» **WHAT IS REQUIRED**: Give the data below again, word for word.

» **DATASET**:

○ ○ ○ ○ ○

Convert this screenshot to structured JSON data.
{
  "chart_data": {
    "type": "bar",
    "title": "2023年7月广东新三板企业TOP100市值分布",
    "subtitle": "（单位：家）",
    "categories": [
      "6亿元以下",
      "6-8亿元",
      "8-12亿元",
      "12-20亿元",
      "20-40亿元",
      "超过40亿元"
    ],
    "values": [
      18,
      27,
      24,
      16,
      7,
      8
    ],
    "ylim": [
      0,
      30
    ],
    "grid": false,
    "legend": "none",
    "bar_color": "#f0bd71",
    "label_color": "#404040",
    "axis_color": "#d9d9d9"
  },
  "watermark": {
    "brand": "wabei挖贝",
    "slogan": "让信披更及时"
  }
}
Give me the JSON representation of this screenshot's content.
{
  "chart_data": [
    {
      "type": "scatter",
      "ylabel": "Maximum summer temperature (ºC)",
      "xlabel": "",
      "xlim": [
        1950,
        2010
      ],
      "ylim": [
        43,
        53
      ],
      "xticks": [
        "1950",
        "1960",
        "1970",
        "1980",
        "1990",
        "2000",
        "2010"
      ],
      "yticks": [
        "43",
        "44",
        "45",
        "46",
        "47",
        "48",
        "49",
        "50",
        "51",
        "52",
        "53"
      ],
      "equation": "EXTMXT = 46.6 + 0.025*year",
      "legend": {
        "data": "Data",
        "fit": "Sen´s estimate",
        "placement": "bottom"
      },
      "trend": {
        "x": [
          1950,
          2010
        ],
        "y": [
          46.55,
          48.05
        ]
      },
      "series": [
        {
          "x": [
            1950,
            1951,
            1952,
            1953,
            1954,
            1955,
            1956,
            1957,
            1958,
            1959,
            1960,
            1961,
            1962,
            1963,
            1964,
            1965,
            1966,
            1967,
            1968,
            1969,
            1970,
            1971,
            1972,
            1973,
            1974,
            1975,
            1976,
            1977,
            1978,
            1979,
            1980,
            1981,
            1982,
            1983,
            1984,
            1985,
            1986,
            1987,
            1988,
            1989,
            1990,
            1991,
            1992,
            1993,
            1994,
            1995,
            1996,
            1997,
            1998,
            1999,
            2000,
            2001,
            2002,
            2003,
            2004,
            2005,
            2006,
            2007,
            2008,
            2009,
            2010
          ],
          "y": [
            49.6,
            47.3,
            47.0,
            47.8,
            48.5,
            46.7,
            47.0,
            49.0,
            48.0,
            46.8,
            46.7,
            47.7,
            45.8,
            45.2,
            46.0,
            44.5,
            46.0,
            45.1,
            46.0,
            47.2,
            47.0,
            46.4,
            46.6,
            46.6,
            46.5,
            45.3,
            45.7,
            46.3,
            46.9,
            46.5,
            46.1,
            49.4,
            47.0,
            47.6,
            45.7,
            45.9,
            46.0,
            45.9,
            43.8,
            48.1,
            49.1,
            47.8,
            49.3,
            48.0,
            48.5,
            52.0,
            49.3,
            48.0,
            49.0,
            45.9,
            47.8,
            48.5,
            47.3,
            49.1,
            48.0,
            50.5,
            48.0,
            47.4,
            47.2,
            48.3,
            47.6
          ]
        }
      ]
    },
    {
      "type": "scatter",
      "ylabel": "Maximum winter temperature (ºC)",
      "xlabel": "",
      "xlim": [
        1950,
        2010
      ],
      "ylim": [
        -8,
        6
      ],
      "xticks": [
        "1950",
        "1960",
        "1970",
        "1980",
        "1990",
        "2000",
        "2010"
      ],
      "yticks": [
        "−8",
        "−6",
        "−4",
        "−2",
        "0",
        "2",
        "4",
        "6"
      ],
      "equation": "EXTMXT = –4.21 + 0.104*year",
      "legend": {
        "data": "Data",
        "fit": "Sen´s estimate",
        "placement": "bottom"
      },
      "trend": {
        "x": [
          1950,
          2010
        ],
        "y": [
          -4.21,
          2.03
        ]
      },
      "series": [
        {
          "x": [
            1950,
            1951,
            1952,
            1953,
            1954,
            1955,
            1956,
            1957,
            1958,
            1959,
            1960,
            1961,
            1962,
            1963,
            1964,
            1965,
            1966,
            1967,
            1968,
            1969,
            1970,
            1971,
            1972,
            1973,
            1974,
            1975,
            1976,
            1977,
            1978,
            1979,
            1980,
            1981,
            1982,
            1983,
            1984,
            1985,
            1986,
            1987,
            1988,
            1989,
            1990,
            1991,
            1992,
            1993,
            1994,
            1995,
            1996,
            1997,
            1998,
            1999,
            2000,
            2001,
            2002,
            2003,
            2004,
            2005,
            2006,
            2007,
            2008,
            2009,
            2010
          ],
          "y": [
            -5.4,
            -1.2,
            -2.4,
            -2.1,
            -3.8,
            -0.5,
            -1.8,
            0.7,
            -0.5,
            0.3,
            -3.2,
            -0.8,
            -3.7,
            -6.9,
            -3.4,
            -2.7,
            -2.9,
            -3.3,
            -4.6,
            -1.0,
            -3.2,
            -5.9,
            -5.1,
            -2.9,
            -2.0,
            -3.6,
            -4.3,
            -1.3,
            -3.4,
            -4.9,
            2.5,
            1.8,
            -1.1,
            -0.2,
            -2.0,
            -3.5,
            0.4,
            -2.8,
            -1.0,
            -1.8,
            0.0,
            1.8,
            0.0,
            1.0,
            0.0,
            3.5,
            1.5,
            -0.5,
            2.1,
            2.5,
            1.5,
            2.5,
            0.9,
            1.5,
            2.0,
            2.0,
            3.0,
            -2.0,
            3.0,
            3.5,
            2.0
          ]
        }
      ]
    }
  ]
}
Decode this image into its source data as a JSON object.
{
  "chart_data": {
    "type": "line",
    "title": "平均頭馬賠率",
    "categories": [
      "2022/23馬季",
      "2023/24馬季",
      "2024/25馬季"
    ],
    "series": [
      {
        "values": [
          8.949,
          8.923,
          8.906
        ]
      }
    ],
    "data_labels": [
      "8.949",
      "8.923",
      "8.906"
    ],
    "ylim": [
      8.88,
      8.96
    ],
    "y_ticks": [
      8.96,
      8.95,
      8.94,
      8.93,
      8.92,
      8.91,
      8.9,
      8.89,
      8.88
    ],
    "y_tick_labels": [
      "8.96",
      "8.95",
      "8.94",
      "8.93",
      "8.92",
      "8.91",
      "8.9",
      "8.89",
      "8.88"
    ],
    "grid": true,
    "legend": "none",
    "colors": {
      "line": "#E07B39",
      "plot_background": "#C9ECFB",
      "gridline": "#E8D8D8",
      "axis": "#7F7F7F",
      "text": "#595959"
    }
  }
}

○ ○ ○ ○ ○

» **WRITTEN SOLUTION**:
Convert this screenshot to structured JSON data.
{
  "chart_data": {
    "type": "bar",
    "title": "2023年7月广东新三板企业TOP100市值分布",
    "subtitle": "（单位：家）",
    "categories": [
      "6亿元以下",
      "6-8亿元",
      "8-12亿元",
      "12-20亿元",
      "20-40亿元",
      "超过40亿元"
    ],
    "values": [
      18,
      27,
      24,
      16,
      7,
      8
    ],
    "ylim": [
      0,
      30
    ],
    "grid": false,
    "legend": "none",
    "bar_color": "#f0bd71",
    "label_color": "#404040",
    "axis_color": "#d9d9d9"
  },
  "watermark": {
    "brand": "wabei挖贝",
    "slogan": "让信披更及时"
  }
}
Give me the JSON representation of this screenshot's content.
{
  "chart_data": [
    {
      "type": "scatter",
      "ylabel": "Maximum summer temperature (ºC)",
      "xlabel": "",
      "xlim": [
        1950,
        2010
      ],
      "ylim": [
        43,
        53
      ],
      "xticks": [
        "1950",
        "1960",
        "1970",
        "1980",
        "1990",
        "2000",
        "2010"
      ],
      "yticks": [
        "43",
        "44",
        "45",
        "46",
        "47",
        "48",
        "49",
        "50",
        "51",
        "52",
        "53"
      ],
      "equation": "EXTMXT = 46.6 + 0.025*year",
      "legend": {
        "data": "Data",
        "fit": "Sen´s estimate",
        "placement": "bottom"
      },
      "trend": {
        "x": [
          1950,
          2010
        ],
        "y": [
          46.55,
          48.05
        ]
      },
      "series": [
        {
          "x": [
            1950,
            1951,
            1952,
            1953,
            1954,
            1955,
            1956,
            1957,
            1958,
            1959,
            1960,
            1961,
            1962,
            1963,
            1964,
            1965,
            1966,
            1967,
            1968,
            1969,
            1970,
            1971,
            1972,
            1973,
            1974,
            1975,
            1976,
            1977,
            1978,
            1979,
            1980,
            1981,
            1982,
            1983,
            1984,
            1985,
            1986,
            1987,
            1988,
            1989,
            1990,
            1991,
            1992,
            1993,
            1994,
            1995,
            1996,
            1997,
            1998,
            1999,
            2000,
            2001,
            2002,
            2003,
            2004,
            2005,
            2006,
            2007,
            2008,
            2009,
            2010
          ],
          "y": [
            49.6,
            47.3,
            47.0,
            47.8,
            48.5,
            46.7,
            47.0,
            49.0,
            48.0,
            46.8,
            46.7,
            47.7,
            45.8,
            45.2,
            46.0,
            44.5,
            46.0,
            45.1,
            46.0,
            47.2,
            47.0,
            46.4,
            46.6,
            46.6,
            46.5,
            45.3,
            45.7,
            46.3,
            46.9,
            46.5,
            46.1,
            49.4,
            47.0,
            47.6,
            45.7,
            45.9,
            46.0,
            45.9,
            43.8,
            48.1,
            49.1,
            47.8,
            49.3,
            48.0,
            48.5,
            52.0,
            49.3,
            48.0,
            49.0,
            45.9,
            47.8,
            48.5,
            47.3,
            49.1,
            48.0,
            50.5,
            48.0,
            47.4,
            47.2,
            48.3,
            47.6
          ]
        }
      ]
    },
    {
      "type": "scatter",
      "ylabel": "Maximum winter temperature (ºC)",
      "xlabel": "",
      "xlim": [
        1950,
        2010
      ],
      "ylim": [
        -8,
        6
      ],
      "xticks": [
        "1950",
        "1960",
        "1970",
        "1980",
        "1990",
        "2000",
        "2010"
      ],
      "yticks": [
        "−8",
        "−6",
        "−4",
        "−2",
        "0",
        "2",
        "4",
        "6"
      ],
      "equation": "EXTMXT = –4.21 + 0.104*year",
      "legend": {
        "data": "Data",
        "fit": "Sen´s estimate",
        "placement": "bottom"
      },
      "trend": {
        "x": [
          1950,
          2010
        ],
        "y": [
          -4.21,
          2.03
        ]
      },
      "series": [
        {
          "x": [
            1950,
            1951,
            1952,
            1953,
            1954,
            1955,
            1956,
            1957,
            1958,
            1959,
            1960,
            1961,
            1962,
            1963,
            1964,
            1965,
            1966,
            1967,
            1968,
            1969,
            1970,
            1971,
            1972,
            1973,
            1974,
            1975,
            1976,
            1977,
            1978,
            1979,
            1980,
            1981,
            1982,
            1983,
            1984,
            1985,
            1986,
            1987,
            1988,
            1989,
            1990,
            1991,
            1992,
            1993,
            1994,
            1995,
            1996,
            1997,
            1998,
            1999,
            2000,
            2001,
            2002,
            2003,
            2004,
            2005,
            2006,
            2007,
            2008,
            2009,
            2010
          ],
          "y": [
            -5.4,
            -1.2,
            -2.4,
            -2.1,
            -3.8,
            -0.5,
            -1.8,
            0.7,
            -0.5,
            0.3,
            -3.2,
            -0.8,
            -3.7,
            -6.9,
            -3.4,
            -2.7,
            -2.9,
            -3.3,
            -4.6,
            -1.0,
            -3.2,
            -5.9,
            -5.1,
            -2.9,
            -2.0,
            -3.6,
            -4.3,
            -1.3,
            -3.4,
            -4.9,
            2.5,
            1.8,
            -1.1,
            -0.2,
            -2.0,
            -3.5,
            0.4,
            -2.8,
            -1.0,
            -1.8,
            0.0,
            1.8,
            0.0,
            1.0,
            0.0,
            3.5,
            1.5,
            -0.5,
            2.1,
            2.5,
            1.5,
            2.5,
            0.9,
            1.5,
            2.0,
            2.0,
            3.0,
            -2.0,
            3.0,
            3.5,
            2.0
          ]
        }
      ]
    }
  ]
}
Decode this image into its source data as a JSON object.
{
  "chart_data": {
    "type": "line",
    "title": "平均頭馬賠率",
    "categories": [
      "2022/23馬季",
      "2023/24馬季",
      "2024/25馬季"
    ],
    "series": [
      {
        "values": [
          8.949,
          8.923,
          8.906
        ]
      }
    ],
    "data_labels": [
      "8.949",
      "8.923",
      "8.906"
    ],
    "ylim": [
      8.88,
      8.96
    ],
    "y_ticks": [
      8.96,
      8.95,
      8.94,
      8.93,
      8.92,
      8.91,
      8.9,
      8.89,
      8.88
    ],
    "y_tick_labels": [
      "8.96",
      "8.95",
      "8.94",
      "8.93",
      "8.92",
      "8.91",
      "8.9",
      "8.89",
      "8.88"
    ],
    "grid": true,
    "legend": "none",
    "colors": {
      "line": "#E07B39",
      "plot_background": "#C9ECFB",
      "gridline": "#E8D8D8",
      "axis": "#7F7F7F",
      "text": "#595959"
    }
  }
}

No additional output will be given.